*Exercise goal*
Please resume the text about the Iranian film director Abolfazl Jalili, starting right after its last line.

Iranian film director and screenwriter (born 1957)

Abolfazl Jalili (ابوالفضل جلیلی, born 1957 in Saveh, Iran) is an Iranian film director and screenwriter. He belongs to the Iranian new wave movement.

Jalili studied directing at the Iranian College of Dramatic Arts, then worked for national television (IRIB), where he produced several children's films. His film "Det Means Girl" (1994) won prizes at the Venice Film Festival and Nantes. He was one of Rotterdam's Film Makers in Focus in 1999.

==Filmography==
- 1983 Milad
- 1985 Spring
- 1987 Scabies
- 1995 Det Means Girl
- 1996 A True Story
- 1992-1998 Dance of Dust
- 1998 Don
- 1999 Tales of Kish (The Ring)
- 2001 Delbaran
- 2003 Abjad
- 2005 Full or Empty
- 2007 Hafez (Iran-Japan / 35 mm / colour / 98min.)

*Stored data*
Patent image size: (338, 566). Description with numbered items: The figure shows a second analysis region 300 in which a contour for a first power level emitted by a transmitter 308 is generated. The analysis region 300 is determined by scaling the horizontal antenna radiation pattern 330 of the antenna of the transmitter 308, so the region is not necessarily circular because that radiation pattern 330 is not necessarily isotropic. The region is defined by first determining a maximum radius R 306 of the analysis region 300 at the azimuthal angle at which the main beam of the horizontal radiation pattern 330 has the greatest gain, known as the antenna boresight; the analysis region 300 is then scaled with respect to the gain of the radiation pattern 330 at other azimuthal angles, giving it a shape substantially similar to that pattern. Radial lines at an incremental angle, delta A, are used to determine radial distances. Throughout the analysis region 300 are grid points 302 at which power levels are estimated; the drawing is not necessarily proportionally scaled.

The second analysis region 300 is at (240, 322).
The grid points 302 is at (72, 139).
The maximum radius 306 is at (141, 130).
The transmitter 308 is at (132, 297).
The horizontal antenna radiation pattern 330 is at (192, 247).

*Result of the task*
== Representative awards and honors ==
- Golden Montgolfiere, Nantes Three Continents Festival, 2001.
- Golden Palm, nominated, 1999 Cannes Film Festival.
- Don Quixote Award, Locarno International Film Festival, 1999.
- Silver Leopard, 51st Locarno International Film Festival, 1998.
- Solidarity Prize, San Sebastián International Film Festival, 1998.
- Golden Montgolfiere, Nantes Three Continents Festival, 1996.
- Golden Osella, Venice Film Festival, 1995.
- Golden Lion, nominated, Venice Film Festival, 1991.